- What is required -
Copy each line of the material below that includes the string "dass".

(Excerpt from a dataset)
· · · · ·

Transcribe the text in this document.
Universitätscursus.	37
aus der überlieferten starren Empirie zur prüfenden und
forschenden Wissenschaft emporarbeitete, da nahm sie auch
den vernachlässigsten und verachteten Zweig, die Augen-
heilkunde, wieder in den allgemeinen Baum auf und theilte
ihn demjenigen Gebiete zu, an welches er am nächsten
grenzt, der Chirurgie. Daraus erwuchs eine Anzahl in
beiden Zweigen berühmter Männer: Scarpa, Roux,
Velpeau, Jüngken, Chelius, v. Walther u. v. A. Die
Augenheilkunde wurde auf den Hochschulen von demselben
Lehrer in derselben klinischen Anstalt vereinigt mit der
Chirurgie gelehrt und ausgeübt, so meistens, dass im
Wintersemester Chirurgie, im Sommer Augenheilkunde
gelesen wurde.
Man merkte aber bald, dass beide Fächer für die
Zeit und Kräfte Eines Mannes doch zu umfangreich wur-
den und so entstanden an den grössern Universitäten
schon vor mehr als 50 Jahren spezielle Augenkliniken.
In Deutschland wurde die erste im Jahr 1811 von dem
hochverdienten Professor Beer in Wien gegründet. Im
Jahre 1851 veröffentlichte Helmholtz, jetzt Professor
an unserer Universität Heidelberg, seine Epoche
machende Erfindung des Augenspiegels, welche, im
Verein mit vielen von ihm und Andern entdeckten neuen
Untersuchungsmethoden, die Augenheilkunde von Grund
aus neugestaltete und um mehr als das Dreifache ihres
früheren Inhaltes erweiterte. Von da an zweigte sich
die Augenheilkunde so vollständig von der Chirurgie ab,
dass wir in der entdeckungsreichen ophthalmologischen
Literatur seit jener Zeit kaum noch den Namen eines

· · · · ·

- Task result -
Chirurgie gelehrt und ausgeübt, so meistens, dass im
Man merkte aber bald, dass beide Fächer für die
dass wir in der entdeckungsreichen ophthalmologischen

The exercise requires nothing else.